**Instructions to follow**
Work out how many lines in the listing below include the word "data"; answer with the number alone.

**Exercise material**
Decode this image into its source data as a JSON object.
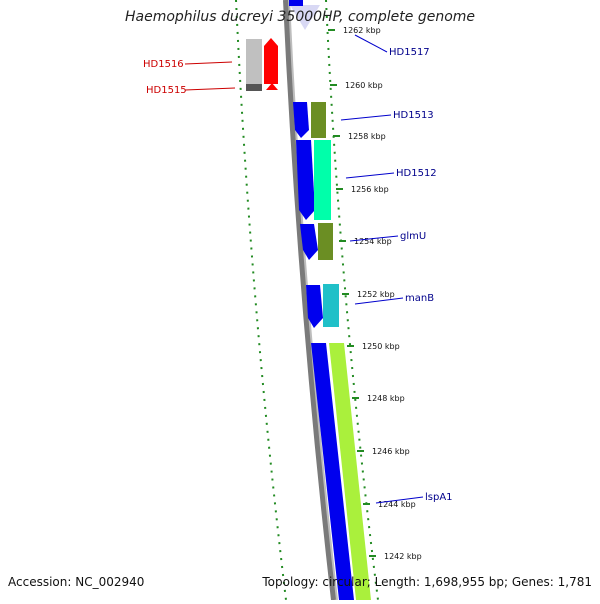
{
  "title": "Haemophilus ducreyi 35000HP, complete genome",
  "footer": {
    "accession": "Accession: NC_002940",
    "summary": "Topology: circular; Length: 1,698,955 bp; Genes: 1,781"
  },
  "colors": {
    "blue": "#0000ee",
    "olive": "#6b8e23",
    "teal": "#00ffaa",
    "cyan": "#20c0c8",
    "lime": "#aaf03c",
    "red": "#ff0000",
    "grey": "#c0c0c0",
    "label_blue": "#00008b",
    "label_red": "#cc0000",
    "tick_green": "#228b22"
  },
  "kbp_ticks": [
    "1262 kbp",
    "1260 kbp",
    "1258 kbp",
    "1256 kbp",
    "1254 kbp",
    "1252 kbp",
    "1250 kbp",
    "1248 kbp",
    "1246 kbp",
    "1244 kbp",
    "1242 kbp"
  ],
  "gene_labels_right": [
    "HD1517",
    "HD1513",
    "HD1512",
    "glmU",
    "manB",
    "lspA1"
  ],
  "gene_labels_left": [
    "HD1516",
    "HD1515"
  ]
}
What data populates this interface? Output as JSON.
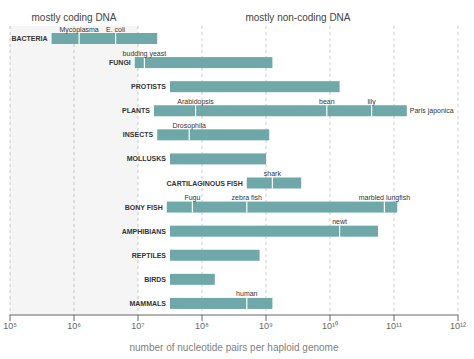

**Answer below**
2